• [Excerpted passage]
+ + + +

While a major portion of heart failure patients discharged from the hospital go to the hospital's heart failure clinic, some are being treated by cardiologists or primary care providers who are not part of the health system.

When the staff can't schedule a timely appointment with these providers, they contact them and ask if they will agree for the patient to be seen in the heart failure clinic just once to make sure they are managing their condition at home and understand their treatment plan. "We have not encountered any problems with this arrangement because we make clear to the providers that we aren' t taking their patients. We just want to make sure they are seen by a physician within seven days of discharge," Martinson says.

The team tackled the patient education process to ensure that everyone who cared for the patients was telling them the same thing and that educational materials were written at a level patients could understand.

Working with students from the University of Connecticut School of Pharmacy, the team created a health-literate medication booklet that explains the different medications typically prescribed for heart failure and lists all the brand names and generic names in each category.

"We found that often patients are taking one beta-blocker or ACE inhibitor when they come in and are prescribed a different one in the hospital. Sometimes they don't understand and take both of them when they go home," she says. The booklet includes questions to ask their doctor, questions to ask their pharmacists, and information on how to safely dispose of unused medications.

The team obtained copies of three different heart failure educational booklets and asked the patients to indicate the one they preferred. "The patients all chose the booklet written on the third-grade level. This helped us understand how we needed to structure our education program," she says.

The hospital created its own Heart Failure Zone sheet, which describes warning signs and symptoms and what to do when each occurs. Patients are instructed to put the zone sheet on the refrigerator using a magnet that shows "red flag" symptoms to watch for and a place for their physician's phone number. They receive a weight chart and are asked to keep it by their scale.

Working with Qualidigm, the Connecticut Quality Improvement Organization (QIO), the hospital obtained special funding through Medicare to create an educational video for licensed and unlicensed staff as well as patients and families. "We also showed this video to our nurses and nursing assistants to make sure they all teach the same thing," she says. (The video is available through Qualidigm' s website: www.heartalk.org.)

Whenever possible, the nurse practitioner from the heart failure clinic visits patients in the hospital to start the education on the heart failure zones and to begin to develop a relationship that will continue in the clinic.

+ + + +

• [Data under study]
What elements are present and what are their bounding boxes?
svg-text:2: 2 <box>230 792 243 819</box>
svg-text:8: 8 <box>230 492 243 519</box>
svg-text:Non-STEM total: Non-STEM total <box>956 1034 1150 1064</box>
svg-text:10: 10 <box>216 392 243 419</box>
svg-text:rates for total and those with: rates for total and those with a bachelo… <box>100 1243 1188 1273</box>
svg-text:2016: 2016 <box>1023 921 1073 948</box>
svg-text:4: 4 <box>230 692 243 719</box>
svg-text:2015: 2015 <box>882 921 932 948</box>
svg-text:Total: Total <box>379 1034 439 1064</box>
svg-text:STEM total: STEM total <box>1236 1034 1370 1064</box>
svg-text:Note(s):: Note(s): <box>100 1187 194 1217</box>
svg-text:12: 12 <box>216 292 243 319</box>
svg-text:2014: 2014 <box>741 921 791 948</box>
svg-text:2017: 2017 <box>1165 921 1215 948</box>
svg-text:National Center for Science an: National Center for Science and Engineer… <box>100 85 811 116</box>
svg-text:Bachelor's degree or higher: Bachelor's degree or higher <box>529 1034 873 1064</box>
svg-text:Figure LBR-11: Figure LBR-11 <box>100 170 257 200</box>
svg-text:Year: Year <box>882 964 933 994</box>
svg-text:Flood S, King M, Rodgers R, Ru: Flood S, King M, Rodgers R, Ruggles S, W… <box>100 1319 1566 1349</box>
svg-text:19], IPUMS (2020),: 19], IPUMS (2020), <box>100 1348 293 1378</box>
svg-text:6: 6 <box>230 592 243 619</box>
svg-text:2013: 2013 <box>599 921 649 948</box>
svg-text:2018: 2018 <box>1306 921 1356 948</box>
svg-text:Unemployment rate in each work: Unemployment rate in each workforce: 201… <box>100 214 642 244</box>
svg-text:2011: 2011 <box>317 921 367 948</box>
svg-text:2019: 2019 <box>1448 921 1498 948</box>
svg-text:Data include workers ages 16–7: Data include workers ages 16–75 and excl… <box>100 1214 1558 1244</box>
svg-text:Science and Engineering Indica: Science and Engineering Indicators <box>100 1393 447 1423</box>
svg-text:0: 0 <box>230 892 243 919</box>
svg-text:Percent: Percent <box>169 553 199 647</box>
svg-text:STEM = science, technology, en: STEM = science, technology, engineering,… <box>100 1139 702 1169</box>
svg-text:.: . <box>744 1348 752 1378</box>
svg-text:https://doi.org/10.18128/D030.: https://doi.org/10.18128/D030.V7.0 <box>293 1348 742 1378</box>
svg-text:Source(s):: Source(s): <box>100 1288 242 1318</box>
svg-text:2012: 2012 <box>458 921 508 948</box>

+ + + +

• [Activities]
**1.** Summarize the heart failure passage in two sentences.
**2.** Repeat the heart failure passage word for word, starting at "The team tackled" and ending at "patients could understand.".

• [Answers]
**1.** When heart failure patients' outside providers cannot see them promptly, the hospital asks those providers to let the patients be seen once in its heart failure clinic within seven days of discharge. It also reworked patient education so everyone teaches the same thing at a level patients understand, using a health-literate medication booklet, a Heart Failure Zone sheet, a weight chart, an educational video, and, whenever possible, in-hospital visits from the clinic's nurse practitioner.

**2.**
The team tackled the patient education process to ensure that everyone who cared for the patients was telling them the same thing and that educational materials were written at a level patients could understand.